Exercise instructions: A single figure is required: the number of lines in the listing below containing the word "ylabel".
------------------------------------------------------------------------
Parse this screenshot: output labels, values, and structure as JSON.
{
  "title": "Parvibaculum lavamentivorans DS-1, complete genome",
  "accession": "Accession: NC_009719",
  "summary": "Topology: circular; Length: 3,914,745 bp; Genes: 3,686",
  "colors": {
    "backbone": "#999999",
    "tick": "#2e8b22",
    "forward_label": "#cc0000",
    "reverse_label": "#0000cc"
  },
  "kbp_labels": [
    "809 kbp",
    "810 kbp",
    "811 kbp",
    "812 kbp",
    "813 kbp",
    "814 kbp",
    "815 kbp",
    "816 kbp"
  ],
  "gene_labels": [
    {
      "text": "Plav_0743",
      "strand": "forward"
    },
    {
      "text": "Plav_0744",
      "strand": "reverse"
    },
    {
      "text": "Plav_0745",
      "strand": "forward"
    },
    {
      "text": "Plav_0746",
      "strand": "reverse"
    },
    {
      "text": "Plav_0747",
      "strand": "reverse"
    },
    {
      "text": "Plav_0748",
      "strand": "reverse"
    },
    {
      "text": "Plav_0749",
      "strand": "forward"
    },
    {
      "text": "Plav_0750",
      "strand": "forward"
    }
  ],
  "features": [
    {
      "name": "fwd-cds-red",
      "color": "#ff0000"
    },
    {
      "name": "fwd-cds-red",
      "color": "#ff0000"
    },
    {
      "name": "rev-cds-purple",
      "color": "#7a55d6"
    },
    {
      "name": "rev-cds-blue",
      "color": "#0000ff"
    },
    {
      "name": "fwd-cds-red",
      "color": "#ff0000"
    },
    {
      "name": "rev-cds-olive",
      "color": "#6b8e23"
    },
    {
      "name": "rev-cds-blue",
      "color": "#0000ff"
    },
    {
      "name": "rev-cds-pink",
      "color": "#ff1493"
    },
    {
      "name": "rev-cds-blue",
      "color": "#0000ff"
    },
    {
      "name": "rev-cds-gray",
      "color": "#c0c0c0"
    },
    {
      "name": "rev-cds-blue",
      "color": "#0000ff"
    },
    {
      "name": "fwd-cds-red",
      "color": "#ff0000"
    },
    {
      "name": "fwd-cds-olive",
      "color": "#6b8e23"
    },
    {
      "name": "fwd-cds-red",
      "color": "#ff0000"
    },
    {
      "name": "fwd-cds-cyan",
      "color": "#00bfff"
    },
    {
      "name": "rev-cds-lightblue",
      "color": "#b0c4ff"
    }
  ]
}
------------------------------------------------------------------------
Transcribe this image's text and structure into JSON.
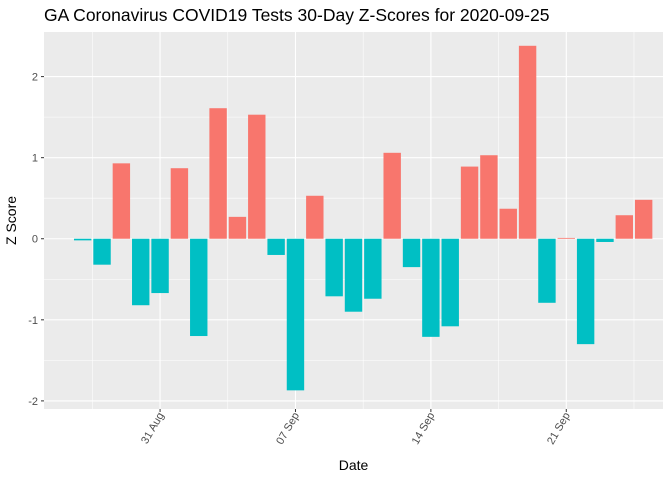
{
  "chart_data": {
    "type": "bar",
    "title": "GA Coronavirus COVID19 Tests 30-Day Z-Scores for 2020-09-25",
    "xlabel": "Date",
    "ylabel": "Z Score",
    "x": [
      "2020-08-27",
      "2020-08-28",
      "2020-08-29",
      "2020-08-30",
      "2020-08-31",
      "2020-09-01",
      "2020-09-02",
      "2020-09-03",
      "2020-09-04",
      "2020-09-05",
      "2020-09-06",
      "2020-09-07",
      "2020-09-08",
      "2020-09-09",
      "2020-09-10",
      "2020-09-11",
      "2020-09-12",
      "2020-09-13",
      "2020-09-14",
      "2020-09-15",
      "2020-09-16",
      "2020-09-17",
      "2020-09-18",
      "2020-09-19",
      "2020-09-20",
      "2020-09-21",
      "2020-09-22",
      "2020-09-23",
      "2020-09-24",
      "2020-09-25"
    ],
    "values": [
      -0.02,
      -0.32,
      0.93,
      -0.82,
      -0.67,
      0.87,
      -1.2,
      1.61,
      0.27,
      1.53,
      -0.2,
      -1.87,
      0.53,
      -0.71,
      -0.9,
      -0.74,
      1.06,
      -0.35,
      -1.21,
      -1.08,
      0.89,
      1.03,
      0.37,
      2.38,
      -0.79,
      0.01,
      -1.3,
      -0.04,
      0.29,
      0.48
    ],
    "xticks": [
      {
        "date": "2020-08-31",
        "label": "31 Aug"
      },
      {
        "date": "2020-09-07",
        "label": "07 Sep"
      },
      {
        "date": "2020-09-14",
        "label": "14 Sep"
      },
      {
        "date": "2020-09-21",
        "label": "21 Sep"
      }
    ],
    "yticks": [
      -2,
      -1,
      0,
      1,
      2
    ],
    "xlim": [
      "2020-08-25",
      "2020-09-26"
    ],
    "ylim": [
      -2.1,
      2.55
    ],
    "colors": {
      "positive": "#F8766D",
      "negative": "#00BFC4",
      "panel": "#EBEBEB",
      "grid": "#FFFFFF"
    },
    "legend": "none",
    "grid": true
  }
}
------------------------------------------------------------------------
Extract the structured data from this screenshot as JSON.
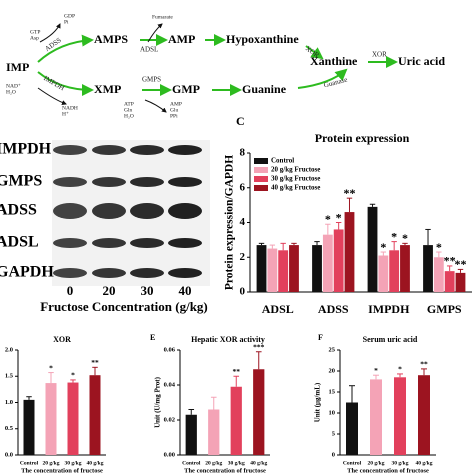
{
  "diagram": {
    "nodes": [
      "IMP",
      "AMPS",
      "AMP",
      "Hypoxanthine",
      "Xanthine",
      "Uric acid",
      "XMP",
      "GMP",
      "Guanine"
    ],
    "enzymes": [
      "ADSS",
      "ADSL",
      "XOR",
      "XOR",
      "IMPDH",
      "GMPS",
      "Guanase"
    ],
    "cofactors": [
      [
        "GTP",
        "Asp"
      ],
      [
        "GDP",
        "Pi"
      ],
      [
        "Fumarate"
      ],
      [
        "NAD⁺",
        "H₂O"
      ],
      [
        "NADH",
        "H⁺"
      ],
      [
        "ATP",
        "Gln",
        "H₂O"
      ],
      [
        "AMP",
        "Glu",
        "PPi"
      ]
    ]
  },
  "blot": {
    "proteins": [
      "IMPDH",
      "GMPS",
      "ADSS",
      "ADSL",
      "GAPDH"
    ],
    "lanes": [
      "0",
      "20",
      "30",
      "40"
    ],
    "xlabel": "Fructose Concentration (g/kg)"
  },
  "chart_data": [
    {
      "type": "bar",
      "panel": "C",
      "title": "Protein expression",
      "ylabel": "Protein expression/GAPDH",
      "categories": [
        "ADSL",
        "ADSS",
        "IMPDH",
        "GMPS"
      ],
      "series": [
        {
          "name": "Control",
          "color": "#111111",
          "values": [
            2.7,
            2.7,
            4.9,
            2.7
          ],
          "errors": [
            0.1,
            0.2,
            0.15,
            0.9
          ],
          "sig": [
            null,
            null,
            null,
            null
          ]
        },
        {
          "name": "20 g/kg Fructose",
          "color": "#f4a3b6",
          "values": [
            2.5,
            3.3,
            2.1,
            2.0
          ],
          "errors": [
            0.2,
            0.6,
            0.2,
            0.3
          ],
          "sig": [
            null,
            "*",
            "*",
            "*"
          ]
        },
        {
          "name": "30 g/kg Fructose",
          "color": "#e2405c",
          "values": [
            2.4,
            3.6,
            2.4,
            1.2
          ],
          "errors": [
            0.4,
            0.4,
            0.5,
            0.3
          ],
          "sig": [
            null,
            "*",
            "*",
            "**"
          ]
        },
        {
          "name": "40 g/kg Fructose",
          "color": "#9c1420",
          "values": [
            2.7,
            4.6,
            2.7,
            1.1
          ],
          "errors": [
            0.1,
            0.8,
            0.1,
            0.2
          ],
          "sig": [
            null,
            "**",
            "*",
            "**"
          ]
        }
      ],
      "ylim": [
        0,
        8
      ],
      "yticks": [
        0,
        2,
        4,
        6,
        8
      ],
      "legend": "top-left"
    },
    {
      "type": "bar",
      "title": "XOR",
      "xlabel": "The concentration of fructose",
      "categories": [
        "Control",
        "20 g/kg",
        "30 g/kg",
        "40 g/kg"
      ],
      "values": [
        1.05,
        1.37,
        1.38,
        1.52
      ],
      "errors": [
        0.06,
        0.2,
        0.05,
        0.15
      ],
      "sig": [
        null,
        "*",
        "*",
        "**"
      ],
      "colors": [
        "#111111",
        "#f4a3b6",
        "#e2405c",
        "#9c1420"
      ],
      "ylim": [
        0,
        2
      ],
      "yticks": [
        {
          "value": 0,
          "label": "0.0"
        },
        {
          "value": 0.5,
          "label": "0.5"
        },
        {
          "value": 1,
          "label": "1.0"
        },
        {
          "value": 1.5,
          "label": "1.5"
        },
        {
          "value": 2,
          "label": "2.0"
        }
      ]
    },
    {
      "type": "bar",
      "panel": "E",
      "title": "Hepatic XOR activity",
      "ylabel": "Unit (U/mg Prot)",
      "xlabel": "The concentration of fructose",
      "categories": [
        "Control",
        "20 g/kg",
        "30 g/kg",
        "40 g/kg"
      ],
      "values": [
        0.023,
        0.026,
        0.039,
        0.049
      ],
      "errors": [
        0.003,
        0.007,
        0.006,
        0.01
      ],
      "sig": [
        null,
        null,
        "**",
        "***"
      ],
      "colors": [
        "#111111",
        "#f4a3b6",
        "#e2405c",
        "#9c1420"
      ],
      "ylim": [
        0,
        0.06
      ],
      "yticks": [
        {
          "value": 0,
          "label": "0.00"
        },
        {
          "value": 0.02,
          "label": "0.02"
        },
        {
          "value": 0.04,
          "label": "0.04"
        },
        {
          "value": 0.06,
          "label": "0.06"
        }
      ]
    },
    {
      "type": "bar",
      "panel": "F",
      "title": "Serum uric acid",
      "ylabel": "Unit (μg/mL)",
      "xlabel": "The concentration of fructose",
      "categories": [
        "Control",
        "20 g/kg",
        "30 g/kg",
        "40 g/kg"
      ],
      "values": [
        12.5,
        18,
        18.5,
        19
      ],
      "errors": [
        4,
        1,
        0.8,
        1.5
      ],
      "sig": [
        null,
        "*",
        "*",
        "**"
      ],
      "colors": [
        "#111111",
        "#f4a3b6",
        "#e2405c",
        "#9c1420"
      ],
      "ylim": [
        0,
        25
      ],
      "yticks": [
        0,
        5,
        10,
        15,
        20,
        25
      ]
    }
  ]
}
------------------------------------------------------------------------
Solution to the problem: 4